[Extract to read]
+---+

Until we visited some of Istanbul’s shrines to the baked bean, we generally regarded the dish as something eaten out of a can beside railroad tracks. But Turkey takes this humble food, known as kuru fasulye, seriously; that means chefs in tall toques carefully ladling out golden beans in a rich red gravy onto monogrammed flatware, served by waiters wearing bowties and vests. Even in the least formal of Istanbul’s beaneries, the guy manning the pot has the air of a high priest who knows that his incantations alone conjure something unusually delicious out of a simple dry white legume. This is no hobo fare.
There are two general schools of bean cooking in Turkey: Black Sea and Anatolian. Beans Black Sea-style sit in a red gravy so thick with butter and laden with chunks of meat that we eat it with a fork and a hearty piece of bread. Anatolian beans, often known as Erzincan beans, are soupier and cooked in a tomato-based sauce without butter and meat. Either way, you can’t go wrong.

+---+

[Task goal]
In the passage on Turkish baked beans, what name is given to Anatolian-style beans?

+---+

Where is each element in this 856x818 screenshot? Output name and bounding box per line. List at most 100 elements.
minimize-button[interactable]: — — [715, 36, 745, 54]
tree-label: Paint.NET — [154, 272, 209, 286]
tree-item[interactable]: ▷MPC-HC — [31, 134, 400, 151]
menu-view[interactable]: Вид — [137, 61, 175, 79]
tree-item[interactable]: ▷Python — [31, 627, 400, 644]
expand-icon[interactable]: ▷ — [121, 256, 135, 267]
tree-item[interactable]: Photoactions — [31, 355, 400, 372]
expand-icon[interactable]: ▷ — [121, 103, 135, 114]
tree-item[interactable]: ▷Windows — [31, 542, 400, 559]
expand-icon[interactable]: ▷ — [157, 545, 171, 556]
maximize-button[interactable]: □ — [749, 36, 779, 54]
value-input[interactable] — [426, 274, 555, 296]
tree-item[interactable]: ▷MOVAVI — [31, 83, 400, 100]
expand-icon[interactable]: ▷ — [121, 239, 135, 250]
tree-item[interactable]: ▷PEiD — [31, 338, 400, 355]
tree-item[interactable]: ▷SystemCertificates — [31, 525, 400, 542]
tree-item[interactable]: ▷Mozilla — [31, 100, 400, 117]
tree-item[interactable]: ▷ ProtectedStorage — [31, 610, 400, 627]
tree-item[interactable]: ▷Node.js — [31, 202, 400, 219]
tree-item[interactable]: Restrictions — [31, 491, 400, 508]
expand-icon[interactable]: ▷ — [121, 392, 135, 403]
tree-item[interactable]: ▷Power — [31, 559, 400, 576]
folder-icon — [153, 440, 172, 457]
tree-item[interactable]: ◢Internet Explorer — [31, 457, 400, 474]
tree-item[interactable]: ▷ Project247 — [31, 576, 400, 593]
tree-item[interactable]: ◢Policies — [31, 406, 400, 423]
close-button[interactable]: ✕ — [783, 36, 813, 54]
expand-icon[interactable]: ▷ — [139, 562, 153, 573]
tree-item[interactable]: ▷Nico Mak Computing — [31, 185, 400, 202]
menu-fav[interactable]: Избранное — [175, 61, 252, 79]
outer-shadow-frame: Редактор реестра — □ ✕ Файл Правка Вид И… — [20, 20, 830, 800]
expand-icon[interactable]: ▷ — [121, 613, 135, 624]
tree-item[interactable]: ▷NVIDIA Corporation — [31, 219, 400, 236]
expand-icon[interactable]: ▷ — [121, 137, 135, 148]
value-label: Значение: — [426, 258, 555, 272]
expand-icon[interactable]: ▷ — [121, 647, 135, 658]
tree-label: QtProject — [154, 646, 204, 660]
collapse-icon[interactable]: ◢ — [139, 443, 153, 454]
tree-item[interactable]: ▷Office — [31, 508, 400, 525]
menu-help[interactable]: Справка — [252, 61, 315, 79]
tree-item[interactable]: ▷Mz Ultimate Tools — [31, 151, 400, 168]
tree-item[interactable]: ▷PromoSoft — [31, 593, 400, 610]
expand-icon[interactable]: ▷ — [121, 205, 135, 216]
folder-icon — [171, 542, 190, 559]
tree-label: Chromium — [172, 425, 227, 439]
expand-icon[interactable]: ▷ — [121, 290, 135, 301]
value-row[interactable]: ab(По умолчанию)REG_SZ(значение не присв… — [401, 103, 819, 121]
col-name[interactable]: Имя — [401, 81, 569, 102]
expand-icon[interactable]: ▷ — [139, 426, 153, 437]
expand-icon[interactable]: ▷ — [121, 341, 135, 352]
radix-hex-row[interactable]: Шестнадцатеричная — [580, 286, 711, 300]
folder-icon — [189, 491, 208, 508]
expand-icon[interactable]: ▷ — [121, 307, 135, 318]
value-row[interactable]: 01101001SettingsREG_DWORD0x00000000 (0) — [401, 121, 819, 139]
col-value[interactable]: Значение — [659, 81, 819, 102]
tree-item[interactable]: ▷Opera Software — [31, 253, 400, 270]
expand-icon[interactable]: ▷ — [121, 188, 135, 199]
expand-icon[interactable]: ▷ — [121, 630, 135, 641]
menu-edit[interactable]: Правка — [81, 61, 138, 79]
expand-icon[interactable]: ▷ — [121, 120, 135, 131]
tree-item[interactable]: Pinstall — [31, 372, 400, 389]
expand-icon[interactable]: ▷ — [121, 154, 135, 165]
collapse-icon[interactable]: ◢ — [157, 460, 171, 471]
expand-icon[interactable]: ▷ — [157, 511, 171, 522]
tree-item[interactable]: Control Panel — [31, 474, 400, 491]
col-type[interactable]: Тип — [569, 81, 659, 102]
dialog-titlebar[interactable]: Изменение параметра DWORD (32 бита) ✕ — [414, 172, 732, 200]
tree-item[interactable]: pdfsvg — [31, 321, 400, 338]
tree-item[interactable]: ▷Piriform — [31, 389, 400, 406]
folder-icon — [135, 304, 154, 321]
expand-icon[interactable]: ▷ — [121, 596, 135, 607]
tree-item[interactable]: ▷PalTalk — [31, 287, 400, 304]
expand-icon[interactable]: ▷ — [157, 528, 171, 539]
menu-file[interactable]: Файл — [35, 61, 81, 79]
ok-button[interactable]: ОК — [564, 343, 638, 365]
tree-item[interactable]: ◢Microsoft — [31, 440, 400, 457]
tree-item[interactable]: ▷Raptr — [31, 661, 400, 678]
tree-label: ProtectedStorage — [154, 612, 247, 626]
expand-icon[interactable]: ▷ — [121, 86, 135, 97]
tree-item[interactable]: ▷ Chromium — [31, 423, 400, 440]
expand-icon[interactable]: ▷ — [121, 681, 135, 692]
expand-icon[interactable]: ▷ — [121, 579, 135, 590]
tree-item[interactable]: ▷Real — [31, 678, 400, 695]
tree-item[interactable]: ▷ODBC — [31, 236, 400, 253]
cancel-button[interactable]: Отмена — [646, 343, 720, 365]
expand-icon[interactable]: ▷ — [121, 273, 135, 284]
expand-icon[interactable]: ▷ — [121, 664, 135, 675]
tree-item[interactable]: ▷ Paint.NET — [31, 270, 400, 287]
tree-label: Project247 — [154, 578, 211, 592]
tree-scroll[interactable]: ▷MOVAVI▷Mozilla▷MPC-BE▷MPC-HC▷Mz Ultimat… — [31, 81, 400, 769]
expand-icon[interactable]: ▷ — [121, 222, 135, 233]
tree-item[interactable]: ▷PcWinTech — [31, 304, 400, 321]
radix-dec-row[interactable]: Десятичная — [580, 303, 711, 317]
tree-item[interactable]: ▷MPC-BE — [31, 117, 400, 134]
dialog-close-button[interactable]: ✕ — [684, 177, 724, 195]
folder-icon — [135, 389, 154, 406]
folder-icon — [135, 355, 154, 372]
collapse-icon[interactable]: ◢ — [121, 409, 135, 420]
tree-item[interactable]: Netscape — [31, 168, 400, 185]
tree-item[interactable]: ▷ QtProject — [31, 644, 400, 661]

+---+

[Finished exercise]
Erzincan beans